Your goal: From the entries below, gather each line containing the word "Copy".
# Raw data start
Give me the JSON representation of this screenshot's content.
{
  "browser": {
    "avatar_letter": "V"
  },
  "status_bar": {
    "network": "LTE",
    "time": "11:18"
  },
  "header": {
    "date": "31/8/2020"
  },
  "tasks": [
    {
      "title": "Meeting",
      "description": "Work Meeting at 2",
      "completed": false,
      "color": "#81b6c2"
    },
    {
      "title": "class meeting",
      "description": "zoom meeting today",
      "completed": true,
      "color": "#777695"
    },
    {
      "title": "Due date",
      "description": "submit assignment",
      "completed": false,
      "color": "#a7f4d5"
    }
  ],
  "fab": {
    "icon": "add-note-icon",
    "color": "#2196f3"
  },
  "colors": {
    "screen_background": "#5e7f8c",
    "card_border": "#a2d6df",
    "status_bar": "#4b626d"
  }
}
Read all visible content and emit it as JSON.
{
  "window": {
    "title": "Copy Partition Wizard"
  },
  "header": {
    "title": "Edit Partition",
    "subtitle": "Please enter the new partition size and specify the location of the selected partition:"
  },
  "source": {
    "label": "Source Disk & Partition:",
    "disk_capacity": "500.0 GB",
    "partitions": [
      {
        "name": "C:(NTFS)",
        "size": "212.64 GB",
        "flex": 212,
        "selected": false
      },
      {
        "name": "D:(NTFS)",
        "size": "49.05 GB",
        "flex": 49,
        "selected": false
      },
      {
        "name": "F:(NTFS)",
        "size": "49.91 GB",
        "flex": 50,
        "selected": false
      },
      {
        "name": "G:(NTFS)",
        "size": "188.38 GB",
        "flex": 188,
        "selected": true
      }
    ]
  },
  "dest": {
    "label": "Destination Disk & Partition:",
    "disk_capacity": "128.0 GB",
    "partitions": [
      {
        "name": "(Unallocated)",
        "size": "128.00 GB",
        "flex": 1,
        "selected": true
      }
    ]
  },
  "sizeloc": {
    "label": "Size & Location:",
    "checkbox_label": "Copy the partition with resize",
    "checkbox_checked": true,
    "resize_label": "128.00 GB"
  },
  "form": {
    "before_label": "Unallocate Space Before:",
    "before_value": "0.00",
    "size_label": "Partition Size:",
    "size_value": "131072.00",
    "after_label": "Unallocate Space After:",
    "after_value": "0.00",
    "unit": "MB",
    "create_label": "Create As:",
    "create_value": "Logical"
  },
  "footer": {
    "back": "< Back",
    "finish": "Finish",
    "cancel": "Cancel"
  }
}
# Raw data end
# Raw data start
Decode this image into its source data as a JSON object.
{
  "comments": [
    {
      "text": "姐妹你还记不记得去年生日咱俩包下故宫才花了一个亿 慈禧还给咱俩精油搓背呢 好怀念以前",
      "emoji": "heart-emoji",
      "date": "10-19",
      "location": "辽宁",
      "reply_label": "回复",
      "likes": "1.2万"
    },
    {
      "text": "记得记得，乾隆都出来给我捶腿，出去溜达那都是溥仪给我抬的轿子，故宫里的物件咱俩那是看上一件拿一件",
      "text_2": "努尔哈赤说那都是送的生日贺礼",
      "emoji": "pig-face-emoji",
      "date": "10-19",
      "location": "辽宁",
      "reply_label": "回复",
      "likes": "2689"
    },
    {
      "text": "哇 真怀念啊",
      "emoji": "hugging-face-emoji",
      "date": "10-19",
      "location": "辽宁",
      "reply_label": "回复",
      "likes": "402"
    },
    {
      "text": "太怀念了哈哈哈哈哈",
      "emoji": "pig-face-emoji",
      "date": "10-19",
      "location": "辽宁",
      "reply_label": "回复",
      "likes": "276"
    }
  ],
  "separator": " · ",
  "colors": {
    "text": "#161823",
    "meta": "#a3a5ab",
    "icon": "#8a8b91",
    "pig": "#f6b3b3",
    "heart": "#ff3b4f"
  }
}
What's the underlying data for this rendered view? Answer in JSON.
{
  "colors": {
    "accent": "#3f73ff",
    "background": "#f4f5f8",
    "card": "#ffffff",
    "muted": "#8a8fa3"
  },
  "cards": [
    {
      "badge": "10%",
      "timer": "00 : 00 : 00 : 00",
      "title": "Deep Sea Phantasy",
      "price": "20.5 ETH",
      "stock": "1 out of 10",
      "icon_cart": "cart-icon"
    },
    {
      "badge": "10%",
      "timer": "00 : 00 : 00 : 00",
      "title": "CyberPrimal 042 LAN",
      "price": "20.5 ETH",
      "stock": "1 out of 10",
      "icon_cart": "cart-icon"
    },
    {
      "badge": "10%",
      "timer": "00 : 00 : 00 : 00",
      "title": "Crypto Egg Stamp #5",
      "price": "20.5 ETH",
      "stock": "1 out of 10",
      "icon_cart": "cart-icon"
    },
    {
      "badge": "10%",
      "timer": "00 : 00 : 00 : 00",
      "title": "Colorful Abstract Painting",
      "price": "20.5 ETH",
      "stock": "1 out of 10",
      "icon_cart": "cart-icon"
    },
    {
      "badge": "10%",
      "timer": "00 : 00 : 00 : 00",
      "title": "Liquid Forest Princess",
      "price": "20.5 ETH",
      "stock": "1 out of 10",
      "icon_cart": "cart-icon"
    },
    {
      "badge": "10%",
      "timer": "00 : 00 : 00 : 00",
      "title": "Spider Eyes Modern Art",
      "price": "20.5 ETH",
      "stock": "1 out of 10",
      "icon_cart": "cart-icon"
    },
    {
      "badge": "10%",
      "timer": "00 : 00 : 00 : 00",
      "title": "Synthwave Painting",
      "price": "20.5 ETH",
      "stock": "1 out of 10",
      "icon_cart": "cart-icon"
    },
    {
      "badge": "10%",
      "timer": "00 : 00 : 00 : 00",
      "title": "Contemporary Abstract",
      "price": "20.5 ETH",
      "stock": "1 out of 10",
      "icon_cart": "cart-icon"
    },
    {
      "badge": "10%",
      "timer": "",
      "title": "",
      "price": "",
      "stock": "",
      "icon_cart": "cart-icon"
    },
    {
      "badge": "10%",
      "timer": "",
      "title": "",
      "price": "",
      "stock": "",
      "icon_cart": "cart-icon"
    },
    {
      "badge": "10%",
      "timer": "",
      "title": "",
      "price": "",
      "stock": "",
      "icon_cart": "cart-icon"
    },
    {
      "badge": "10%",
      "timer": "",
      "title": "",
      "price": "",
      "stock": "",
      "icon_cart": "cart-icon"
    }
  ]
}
# Raw data end
Correct output:
    "title": "Copy Partition Wizard"
    "checkbox_label": "Copy the partition with resize",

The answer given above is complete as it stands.